------ Input for this task ------

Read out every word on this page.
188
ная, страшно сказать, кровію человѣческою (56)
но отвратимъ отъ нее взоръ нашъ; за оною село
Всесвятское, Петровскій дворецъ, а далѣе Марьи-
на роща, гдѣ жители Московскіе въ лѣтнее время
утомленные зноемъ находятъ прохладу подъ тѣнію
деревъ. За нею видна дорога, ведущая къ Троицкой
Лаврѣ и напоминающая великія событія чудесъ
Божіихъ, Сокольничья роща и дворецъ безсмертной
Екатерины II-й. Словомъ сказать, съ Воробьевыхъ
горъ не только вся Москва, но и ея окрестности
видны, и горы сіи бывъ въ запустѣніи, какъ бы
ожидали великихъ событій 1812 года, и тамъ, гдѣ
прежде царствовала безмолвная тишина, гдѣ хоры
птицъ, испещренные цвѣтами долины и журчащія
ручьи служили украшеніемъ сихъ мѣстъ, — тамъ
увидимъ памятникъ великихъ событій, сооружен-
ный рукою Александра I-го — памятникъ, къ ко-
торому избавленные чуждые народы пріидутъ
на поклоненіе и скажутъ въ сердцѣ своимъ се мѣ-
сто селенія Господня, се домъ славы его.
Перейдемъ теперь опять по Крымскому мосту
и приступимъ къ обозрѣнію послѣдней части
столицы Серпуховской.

------
------ Input for this task ------

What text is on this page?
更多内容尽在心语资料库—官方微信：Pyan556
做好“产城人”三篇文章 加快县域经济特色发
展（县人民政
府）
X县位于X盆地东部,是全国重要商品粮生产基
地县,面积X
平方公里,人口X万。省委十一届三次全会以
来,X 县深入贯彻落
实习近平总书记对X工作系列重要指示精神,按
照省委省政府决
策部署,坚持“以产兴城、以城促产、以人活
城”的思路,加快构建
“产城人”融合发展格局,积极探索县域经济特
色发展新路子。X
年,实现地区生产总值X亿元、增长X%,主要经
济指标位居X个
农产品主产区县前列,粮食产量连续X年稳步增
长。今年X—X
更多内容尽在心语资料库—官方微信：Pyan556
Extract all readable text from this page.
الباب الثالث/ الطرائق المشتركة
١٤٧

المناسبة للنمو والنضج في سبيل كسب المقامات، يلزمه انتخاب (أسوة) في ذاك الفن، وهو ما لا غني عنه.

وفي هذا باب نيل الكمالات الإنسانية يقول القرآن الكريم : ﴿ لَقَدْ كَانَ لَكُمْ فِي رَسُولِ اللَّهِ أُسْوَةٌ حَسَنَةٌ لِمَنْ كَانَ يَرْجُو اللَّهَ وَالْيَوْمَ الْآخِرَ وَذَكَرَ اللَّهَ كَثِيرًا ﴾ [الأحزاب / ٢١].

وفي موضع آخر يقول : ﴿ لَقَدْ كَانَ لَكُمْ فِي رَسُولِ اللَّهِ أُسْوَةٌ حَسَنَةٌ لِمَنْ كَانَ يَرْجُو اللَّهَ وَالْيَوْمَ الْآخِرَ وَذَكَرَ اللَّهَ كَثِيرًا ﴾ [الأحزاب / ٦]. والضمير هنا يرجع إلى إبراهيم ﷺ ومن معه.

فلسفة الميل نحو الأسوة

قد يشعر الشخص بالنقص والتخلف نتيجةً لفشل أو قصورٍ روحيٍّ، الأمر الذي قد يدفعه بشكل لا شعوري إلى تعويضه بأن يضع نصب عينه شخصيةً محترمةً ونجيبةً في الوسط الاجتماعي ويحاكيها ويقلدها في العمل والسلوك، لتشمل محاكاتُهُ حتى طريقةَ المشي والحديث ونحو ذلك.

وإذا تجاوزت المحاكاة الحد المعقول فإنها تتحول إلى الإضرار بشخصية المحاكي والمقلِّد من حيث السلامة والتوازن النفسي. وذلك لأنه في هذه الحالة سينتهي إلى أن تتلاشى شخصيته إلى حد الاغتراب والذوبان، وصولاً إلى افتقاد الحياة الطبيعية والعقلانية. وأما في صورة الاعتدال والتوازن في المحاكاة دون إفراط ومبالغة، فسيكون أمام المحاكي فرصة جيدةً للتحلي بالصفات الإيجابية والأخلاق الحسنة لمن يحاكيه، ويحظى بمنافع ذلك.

------

## Required task
Copy out every line with the word "дворецъ".

## Exercise output
Всесвятское, Петровскій дворецъ, а далѣе Марьи-
Божіихъ, Сокольничья роща и дворецъ безсмертной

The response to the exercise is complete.